(Data items)
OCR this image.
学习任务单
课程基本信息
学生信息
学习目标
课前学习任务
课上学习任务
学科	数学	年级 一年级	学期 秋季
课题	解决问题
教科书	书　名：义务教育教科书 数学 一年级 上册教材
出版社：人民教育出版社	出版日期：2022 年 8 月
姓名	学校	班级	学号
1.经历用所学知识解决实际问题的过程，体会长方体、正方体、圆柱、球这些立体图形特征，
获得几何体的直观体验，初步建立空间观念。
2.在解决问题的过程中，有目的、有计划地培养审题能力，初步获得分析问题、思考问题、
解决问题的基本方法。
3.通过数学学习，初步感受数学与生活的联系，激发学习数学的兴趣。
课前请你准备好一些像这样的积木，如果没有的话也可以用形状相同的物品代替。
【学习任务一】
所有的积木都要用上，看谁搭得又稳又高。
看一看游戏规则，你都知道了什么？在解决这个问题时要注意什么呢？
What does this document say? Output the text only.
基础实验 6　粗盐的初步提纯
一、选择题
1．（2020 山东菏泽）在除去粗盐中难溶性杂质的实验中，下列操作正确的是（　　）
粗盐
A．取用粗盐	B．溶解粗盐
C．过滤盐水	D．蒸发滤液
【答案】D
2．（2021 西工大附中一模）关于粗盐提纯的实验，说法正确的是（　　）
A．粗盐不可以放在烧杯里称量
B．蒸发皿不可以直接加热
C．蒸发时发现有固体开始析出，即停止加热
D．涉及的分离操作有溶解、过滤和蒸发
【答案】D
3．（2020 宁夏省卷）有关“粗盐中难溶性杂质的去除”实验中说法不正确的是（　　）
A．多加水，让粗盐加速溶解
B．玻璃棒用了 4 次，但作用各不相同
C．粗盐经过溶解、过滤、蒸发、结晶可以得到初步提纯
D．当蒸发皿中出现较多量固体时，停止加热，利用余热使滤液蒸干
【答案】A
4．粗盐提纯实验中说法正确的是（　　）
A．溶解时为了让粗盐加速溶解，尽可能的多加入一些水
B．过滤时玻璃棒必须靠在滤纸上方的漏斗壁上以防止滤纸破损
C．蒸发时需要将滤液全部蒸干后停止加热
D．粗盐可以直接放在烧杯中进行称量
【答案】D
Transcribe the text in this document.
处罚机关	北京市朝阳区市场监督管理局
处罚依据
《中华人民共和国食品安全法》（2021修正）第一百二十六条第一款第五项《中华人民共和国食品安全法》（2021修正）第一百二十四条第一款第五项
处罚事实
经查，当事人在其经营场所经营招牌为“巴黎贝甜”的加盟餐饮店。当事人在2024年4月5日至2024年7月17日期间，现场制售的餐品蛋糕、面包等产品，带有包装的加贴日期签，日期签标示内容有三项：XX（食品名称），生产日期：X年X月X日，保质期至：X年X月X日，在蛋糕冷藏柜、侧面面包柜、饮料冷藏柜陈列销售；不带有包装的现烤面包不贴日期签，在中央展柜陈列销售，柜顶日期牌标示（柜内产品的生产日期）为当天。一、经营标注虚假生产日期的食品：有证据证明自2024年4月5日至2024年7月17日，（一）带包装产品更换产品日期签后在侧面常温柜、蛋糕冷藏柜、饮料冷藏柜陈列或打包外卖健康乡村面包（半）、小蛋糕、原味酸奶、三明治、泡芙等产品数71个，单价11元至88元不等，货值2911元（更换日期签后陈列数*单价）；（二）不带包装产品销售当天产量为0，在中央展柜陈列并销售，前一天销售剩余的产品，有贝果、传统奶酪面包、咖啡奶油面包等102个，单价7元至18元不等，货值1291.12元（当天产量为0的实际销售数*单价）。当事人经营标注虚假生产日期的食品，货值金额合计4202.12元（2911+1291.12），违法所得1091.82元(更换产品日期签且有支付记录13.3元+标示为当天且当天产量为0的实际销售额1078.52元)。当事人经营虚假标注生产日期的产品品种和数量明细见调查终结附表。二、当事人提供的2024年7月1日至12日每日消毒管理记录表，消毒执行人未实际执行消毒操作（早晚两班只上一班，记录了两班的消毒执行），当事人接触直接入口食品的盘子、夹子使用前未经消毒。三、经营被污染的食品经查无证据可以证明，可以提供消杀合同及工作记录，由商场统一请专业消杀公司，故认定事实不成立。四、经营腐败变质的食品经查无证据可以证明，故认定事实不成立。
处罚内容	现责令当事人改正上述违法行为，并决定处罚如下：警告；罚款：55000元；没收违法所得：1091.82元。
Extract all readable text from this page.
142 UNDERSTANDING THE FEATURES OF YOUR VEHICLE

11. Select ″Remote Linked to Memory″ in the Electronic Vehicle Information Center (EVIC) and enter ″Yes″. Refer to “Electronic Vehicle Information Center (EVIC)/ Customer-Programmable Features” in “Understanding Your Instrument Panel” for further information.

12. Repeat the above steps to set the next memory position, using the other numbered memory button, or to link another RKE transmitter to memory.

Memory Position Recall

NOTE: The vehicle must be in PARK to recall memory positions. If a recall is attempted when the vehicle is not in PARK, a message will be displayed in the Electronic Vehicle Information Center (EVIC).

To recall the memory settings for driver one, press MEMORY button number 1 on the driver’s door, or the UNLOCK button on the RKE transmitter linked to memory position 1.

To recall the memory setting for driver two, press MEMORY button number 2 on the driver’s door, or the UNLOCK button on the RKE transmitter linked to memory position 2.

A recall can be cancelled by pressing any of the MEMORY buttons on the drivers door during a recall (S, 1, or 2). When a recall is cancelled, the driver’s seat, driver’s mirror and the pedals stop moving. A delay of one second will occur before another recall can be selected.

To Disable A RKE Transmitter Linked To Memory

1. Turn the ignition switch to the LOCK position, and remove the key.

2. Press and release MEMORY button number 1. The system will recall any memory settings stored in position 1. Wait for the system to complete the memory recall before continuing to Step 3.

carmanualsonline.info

> _WHAT TO PRODUCE_: Scan the lines for the string "document". Pick out every line that has it.

> _OUTPUT OF THE EXERCISE_:
What does this document say? Output the text only.
Transcribe the text in this document.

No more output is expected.